■ AIM OF THE TASK: Show all lines that include the string "text"; copy each one.

■ DATASET ROWS:
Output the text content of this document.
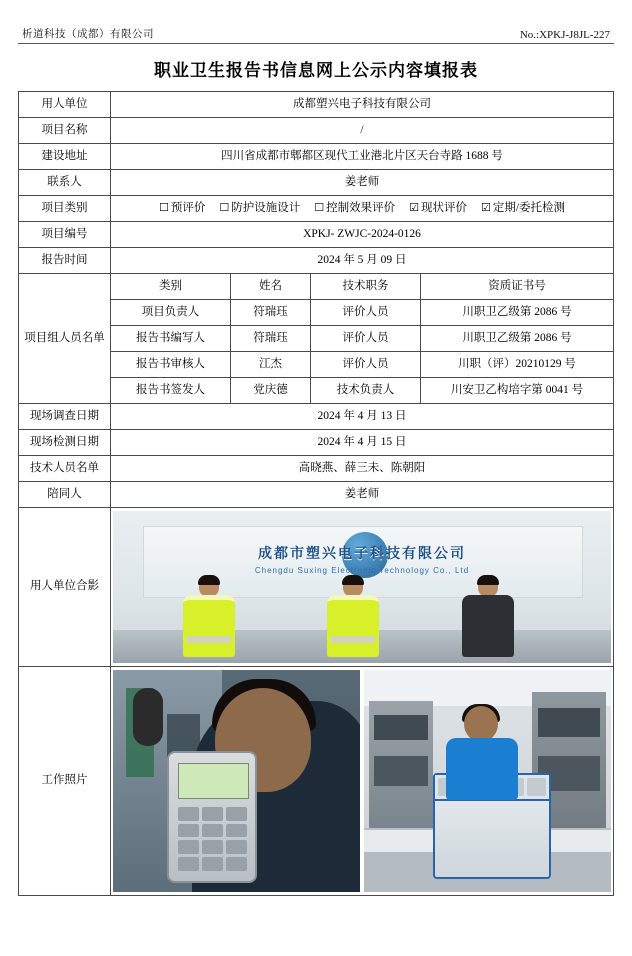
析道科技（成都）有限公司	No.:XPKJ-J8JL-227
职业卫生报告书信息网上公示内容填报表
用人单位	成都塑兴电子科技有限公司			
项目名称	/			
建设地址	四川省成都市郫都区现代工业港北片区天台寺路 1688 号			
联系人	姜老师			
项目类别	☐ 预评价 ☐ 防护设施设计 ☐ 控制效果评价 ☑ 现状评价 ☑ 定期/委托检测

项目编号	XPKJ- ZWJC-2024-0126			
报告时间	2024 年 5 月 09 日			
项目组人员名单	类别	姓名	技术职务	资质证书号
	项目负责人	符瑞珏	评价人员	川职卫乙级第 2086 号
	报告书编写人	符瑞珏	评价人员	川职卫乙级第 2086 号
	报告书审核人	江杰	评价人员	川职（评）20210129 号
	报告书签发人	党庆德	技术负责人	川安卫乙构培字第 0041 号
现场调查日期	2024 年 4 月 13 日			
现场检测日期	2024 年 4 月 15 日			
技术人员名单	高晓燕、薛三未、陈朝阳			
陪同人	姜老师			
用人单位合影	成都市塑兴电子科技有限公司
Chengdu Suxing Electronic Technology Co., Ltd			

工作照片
...
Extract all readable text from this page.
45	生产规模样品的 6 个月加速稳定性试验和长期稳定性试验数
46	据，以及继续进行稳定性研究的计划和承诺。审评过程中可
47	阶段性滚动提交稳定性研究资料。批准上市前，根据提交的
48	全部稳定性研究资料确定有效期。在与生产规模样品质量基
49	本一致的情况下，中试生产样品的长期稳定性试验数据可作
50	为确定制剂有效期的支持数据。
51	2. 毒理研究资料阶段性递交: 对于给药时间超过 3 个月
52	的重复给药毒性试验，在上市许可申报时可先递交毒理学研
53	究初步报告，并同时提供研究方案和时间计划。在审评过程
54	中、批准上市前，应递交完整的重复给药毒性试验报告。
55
* * *
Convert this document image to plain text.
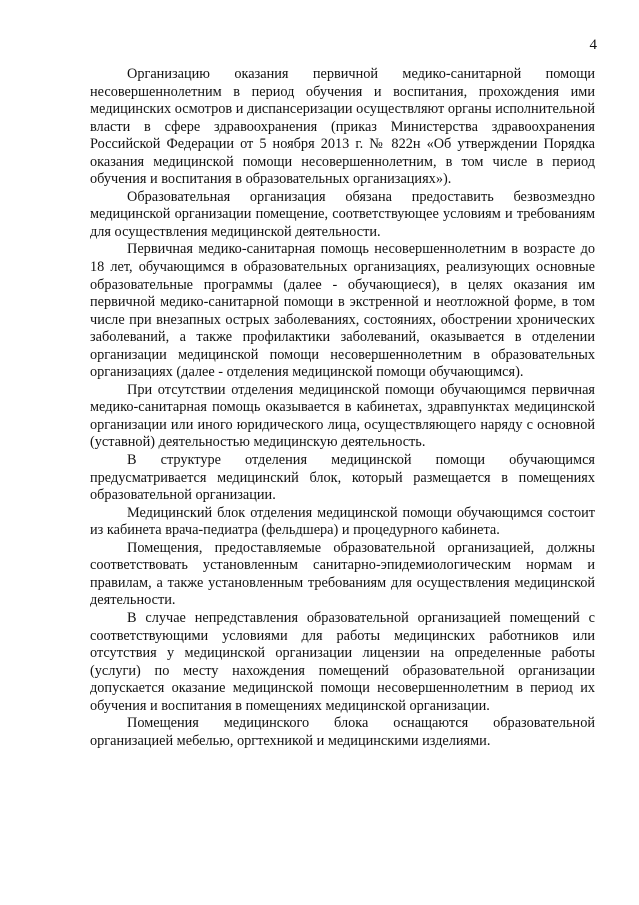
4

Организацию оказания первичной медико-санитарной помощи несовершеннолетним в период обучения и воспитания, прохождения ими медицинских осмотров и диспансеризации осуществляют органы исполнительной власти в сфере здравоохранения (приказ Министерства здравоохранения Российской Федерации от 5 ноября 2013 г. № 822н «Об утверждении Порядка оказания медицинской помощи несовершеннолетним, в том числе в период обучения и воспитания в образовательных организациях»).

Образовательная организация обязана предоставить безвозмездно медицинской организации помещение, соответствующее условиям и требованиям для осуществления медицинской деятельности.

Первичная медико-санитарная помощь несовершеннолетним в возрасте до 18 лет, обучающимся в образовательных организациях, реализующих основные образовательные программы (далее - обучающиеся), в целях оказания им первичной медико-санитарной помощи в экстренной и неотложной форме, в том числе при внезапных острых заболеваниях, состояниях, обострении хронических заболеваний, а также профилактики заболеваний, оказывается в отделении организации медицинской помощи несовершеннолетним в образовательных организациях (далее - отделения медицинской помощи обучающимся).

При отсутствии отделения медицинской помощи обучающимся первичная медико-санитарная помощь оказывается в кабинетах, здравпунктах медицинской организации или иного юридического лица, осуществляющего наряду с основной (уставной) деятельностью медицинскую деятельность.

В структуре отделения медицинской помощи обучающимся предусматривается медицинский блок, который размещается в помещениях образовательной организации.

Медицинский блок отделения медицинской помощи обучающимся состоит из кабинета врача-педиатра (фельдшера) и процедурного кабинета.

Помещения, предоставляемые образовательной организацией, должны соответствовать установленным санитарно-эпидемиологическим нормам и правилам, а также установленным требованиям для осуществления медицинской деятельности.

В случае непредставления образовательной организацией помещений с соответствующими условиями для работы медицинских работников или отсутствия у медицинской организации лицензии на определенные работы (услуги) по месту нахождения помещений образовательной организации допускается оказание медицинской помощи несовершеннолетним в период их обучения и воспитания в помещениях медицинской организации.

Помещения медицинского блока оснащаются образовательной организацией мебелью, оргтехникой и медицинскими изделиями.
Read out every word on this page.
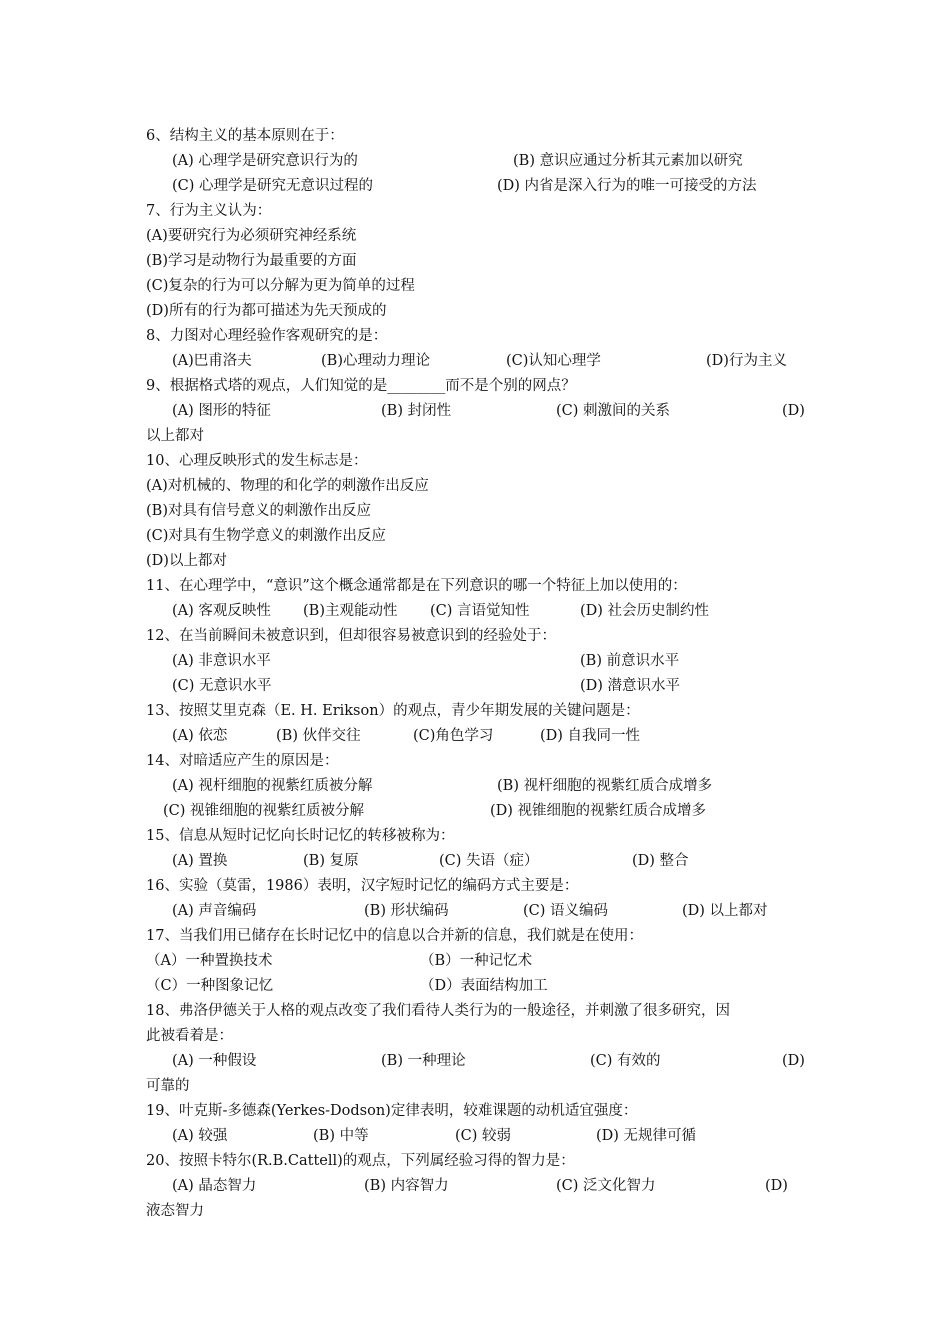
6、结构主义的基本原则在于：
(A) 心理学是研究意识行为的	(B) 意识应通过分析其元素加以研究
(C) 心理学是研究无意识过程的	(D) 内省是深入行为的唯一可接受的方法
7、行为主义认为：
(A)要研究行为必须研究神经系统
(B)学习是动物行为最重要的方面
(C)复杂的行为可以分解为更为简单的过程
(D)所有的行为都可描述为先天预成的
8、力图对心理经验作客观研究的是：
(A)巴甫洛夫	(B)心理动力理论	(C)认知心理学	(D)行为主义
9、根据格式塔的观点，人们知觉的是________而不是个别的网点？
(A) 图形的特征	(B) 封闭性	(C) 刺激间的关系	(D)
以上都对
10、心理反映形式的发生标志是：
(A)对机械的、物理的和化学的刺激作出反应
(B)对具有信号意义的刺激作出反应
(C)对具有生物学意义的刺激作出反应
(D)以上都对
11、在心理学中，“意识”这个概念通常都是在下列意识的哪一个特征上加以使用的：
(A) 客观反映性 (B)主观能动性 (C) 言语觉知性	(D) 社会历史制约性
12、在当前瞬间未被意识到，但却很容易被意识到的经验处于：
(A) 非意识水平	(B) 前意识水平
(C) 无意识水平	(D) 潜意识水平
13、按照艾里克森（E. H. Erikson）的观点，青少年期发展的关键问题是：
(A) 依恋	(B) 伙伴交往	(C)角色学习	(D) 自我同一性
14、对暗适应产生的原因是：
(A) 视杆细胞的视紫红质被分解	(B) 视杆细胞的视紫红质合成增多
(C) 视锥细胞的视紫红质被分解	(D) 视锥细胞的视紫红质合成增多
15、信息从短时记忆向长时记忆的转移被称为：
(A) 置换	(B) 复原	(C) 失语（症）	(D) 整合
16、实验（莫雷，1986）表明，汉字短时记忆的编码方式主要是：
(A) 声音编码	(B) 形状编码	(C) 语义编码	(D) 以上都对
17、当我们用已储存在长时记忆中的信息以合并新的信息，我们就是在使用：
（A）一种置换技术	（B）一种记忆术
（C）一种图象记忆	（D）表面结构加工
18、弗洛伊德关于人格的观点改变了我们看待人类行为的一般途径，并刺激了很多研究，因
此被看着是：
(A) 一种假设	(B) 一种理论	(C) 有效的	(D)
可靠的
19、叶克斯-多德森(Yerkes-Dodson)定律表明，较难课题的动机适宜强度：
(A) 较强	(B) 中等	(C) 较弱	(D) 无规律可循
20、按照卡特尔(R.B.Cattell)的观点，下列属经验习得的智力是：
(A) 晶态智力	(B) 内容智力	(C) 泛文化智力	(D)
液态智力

■ COMPLETED EXERCISE:
Output the text content of this document.
Extract all readable text from this page.
Convert this document image to plain text.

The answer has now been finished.